— What is expected —
Present every line in which the string "frac" appears.

— Data to process —

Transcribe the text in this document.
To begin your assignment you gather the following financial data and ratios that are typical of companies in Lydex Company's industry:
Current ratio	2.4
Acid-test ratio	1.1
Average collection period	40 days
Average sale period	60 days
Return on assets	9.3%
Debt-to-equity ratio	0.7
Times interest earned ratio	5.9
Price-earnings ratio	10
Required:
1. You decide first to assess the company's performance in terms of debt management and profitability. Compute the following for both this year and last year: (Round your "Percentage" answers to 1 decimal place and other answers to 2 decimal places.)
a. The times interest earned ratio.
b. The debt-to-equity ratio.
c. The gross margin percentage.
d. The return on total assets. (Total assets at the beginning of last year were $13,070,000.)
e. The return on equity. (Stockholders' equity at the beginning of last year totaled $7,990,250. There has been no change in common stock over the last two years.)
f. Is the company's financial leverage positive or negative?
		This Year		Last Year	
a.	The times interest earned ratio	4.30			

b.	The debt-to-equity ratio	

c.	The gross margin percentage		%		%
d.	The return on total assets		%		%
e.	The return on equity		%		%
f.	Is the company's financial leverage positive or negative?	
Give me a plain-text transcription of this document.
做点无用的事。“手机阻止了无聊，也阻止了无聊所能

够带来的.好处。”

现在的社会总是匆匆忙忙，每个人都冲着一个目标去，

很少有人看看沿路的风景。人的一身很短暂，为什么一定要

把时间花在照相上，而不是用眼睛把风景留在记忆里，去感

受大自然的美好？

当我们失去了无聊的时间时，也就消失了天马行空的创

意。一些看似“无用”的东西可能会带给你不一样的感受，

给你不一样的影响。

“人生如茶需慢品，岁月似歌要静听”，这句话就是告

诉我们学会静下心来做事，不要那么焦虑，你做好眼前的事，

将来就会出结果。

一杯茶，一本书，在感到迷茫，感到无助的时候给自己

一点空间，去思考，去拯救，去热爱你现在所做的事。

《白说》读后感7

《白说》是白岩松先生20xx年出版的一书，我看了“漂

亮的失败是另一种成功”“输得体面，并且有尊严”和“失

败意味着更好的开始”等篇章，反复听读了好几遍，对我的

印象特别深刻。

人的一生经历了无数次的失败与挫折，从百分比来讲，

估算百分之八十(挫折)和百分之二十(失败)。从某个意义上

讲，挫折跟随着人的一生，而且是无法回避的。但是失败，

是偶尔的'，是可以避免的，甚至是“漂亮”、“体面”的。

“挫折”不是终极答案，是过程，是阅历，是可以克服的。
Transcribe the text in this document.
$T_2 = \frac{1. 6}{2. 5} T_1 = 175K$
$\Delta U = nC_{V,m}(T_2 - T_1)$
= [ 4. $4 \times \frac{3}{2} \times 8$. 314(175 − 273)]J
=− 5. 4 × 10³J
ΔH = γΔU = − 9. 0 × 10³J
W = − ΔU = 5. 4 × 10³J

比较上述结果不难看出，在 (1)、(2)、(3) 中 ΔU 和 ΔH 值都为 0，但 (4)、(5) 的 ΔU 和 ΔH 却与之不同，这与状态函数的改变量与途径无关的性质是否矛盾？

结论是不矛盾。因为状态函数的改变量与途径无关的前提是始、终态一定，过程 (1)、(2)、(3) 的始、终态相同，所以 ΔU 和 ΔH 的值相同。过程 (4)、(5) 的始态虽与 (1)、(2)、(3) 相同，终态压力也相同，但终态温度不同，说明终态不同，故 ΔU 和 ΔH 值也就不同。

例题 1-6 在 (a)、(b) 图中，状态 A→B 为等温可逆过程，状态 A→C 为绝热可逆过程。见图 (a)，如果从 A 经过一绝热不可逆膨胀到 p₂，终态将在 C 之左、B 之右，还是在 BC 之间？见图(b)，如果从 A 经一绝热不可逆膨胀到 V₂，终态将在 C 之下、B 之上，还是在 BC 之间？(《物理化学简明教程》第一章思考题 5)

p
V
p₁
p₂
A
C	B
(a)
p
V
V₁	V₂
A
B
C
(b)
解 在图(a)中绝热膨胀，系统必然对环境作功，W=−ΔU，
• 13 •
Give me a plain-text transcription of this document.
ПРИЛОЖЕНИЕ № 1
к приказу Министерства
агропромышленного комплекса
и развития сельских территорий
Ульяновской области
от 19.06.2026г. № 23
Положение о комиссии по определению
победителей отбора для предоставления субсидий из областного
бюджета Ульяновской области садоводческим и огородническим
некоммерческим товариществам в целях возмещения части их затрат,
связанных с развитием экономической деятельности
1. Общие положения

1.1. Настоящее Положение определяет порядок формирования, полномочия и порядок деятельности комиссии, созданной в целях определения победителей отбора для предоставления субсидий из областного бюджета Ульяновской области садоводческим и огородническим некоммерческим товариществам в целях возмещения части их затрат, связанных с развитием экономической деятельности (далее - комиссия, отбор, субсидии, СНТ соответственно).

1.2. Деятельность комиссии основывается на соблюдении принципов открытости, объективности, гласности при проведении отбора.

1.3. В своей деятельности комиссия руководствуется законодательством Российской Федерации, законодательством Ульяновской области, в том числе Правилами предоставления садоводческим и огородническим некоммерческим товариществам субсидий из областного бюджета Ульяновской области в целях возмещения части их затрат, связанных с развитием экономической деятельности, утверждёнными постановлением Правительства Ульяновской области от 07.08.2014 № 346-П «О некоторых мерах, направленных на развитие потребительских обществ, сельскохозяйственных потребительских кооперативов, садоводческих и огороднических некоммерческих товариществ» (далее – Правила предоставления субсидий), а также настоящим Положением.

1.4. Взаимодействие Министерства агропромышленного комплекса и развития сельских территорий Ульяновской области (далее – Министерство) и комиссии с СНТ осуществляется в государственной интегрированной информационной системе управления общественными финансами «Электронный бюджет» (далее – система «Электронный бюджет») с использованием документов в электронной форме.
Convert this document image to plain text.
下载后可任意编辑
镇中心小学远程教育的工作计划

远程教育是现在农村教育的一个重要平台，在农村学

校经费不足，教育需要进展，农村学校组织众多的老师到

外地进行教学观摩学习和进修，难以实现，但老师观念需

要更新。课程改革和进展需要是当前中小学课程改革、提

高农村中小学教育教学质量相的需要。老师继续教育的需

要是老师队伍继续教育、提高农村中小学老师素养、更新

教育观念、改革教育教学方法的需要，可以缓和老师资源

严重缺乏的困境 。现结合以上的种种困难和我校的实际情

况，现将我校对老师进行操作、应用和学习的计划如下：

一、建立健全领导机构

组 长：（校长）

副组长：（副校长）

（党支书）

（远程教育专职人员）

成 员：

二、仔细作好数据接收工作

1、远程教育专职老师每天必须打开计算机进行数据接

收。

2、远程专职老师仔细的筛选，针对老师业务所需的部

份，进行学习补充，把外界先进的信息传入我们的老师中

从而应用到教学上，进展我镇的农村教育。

— Reply —
$T_2 = \frac{1. 6}{2. 5} T_1 = 175K$
= [ 4. $4 \times \frac{3}{2} \times 8$. 314(175 − 273)]J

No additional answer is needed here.